----- The records -----

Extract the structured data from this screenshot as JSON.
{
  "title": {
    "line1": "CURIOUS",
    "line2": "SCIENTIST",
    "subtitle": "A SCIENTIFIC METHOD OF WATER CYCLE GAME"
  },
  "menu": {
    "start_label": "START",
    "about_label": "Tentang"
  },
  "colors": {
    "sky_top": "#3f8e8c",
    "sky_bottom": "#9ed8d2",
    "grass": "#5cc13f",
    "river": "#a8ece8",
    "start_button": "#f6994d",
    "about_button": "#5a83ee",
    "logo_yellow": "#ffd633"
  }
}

-----

▶ **Do this**:
Print all of the entries again, exactly as written.

▶ **Correct result**:
Extract the structured data from this screenshot as JSON.
{
  "title": {
    "line1": "CURIOUS",
    "line2": "SCIENTIST",
    "subtitle": "A SCIENTIFIC METHOD OF WATER CYCLE GAME"
  },
  "menu": {
    "start_label": "START",
    "about_label": "Tentang"
  },
  "colors": {
    "sky_top": "#3f8e8c",
    "sky_bottom": "#9ed8d2",
    "grass": "#5cc13f",
    "river": "#a8ece8",
    "start_button": "#f6994d",
    "about_button": "#5a83ee",
    "logo_yellow": "#ffd633"
  }
}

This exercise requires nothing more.